» **EXERCISE TASK**
Only lines holding the word "domácnost" should be copied from the material.

>> Begin

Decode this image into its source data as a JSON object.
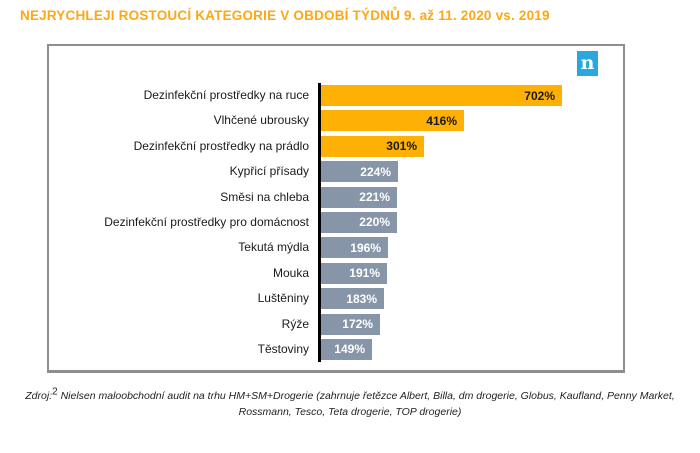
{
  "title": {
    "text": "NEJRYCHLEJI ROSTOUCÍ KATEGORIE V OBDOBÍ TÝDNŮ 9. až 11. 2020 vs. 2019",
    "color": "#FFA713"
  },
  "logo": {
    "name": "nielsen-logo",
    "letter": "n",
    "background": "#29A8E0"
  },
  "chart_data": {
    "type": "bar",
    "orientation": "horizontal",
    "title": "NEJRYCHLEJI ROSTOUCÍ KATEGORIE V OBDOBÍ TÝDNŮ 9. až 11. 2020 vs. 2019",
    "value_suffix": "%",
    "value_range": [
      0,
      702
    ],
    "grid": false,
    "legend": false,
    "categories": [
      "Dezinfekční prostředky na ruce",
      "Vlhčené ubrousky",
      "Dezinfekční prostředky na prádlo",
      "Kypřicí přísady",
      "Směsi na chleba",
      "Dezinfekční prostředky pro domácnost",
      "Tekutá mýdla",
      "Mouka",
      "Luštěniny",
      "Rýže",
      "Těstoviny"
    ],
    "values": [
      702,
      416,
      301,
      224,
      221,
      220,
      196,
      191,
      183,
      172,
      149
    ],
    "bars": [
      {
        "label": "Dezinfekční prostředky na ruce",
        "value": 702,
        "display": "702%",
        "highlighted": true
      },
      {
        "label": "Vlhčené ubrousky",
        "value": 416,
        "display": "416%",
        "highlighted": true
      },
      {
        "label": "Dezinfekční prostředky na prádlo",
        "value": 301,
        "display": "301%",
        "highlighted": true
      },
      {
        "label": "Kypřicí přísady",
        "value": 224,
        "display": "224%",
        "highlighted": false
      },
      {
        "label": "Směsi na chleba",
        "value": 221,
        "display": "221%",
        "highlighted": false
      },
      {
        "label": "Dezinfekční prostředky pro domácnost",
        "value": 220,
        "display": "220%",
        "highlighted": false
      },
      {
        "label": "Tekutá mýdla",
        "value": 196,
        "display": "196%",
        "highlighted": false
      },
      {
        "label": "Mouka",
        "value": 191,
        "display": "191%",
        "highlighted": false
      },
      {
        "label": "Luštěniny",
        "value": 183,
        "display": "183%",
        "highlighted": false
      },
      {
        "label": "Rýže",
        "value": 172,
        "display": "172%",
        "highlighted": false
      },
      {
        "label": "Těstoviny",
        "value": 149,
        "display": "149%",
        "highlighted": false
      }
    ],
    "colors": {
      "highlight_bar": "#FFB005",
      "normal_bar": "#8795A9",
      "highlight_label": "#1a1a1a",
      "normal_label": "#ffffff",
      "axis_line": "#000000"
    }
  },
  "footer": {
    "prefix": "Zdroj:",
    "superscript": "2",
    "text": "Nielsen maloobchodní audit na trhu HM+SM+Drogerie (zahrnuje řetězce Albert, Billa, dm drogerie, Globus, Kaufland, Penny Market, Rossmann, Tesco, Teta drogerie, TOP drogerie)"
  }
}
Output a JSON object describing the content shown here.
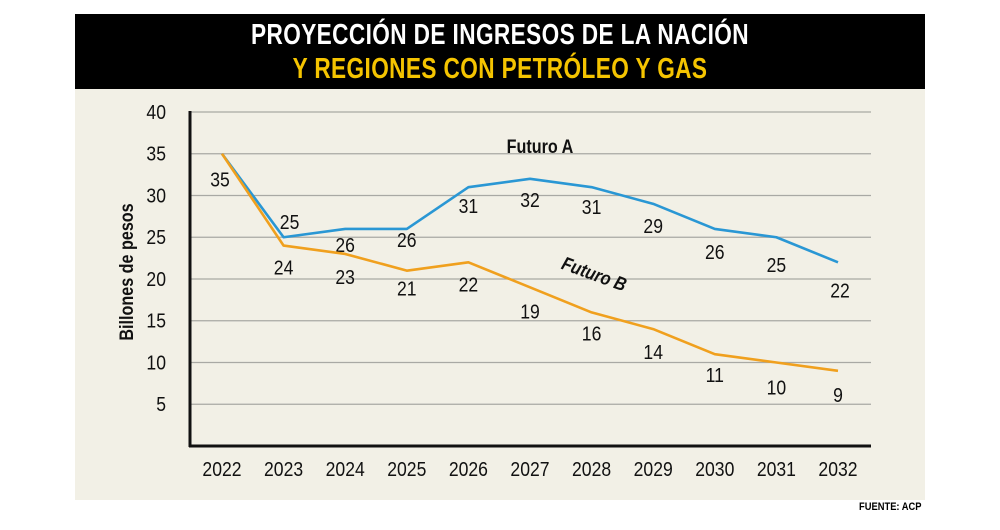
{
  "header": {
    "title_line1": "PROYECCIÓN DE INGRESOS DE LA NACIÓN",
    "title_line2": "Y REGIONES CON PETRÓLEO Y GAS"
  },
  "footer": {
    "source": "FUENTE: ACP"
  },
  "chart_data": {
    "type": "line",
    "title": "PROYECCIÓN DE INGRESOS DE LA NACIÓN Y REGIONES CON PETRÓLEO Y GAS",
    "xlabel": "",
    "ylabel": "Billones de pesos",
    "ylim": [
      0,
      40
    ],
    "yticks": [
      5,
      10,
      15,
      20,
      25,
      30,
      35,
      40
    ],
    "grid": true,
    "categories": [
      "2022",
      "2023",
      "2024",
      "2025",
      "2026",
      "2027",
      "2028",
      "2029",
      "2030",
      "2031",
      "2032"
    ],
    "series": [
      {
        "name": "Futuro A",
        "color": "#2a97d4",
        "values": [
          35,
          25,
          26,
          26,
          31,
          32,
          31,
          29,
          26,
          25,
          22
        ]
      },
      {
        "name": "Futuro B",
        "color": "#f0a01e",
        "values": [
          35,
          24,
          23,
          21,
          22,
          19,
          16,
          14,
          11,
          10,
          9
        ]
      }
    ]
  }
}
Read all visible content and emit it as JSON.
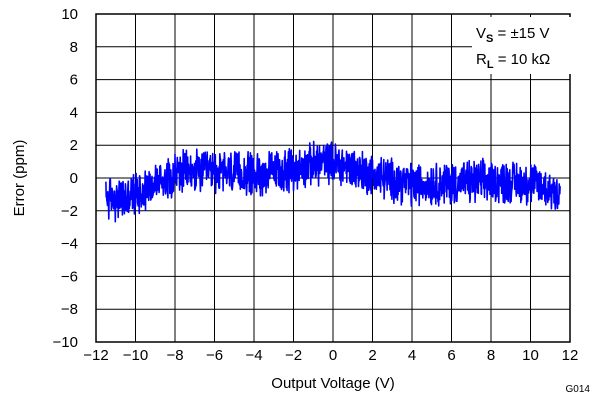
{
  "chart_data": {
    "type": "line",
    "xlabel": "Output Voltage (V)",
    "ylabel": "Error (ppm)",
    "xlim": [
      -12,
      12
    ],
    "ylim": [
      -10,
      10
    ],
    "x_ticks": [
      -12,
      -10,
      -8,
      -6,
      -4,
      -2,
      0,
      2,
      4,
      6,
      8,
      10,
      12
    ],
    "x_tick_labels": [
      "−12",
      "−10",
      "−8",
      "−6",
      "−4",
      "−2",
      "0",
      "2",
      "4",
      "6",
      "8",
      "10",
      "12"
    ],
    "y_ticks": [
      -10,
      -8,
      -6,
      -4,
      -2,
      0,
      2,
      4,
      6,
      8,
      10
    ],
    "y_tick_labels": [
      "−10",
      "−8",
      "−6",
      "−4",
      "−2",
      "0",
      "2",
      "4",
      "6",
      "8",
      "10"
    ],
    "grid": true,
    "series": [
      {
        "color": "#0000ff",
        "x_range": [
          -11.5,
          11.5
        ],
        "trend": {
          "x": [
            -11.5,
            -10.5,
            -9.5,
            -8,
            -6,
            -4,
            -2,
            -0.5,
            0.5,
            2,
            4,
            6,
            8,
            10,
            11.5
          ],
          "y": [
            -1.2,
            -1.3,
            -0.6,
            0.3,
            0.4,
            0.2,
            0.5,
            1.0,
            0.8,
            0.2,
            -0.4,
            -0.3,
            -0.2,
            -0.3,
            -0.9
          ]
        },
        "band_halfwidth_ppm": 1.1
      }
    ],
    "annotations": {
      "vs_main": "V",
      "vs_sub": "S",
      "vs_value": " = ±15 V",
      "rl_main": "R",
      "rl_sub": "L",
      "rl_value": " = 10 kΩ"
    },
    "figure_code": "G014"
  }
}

>> End

» **TASK RESPONSE**
      "Dezinfekční prostředky pro domácnost",
        "label": "Dezinfekční prostředky pro domácnost",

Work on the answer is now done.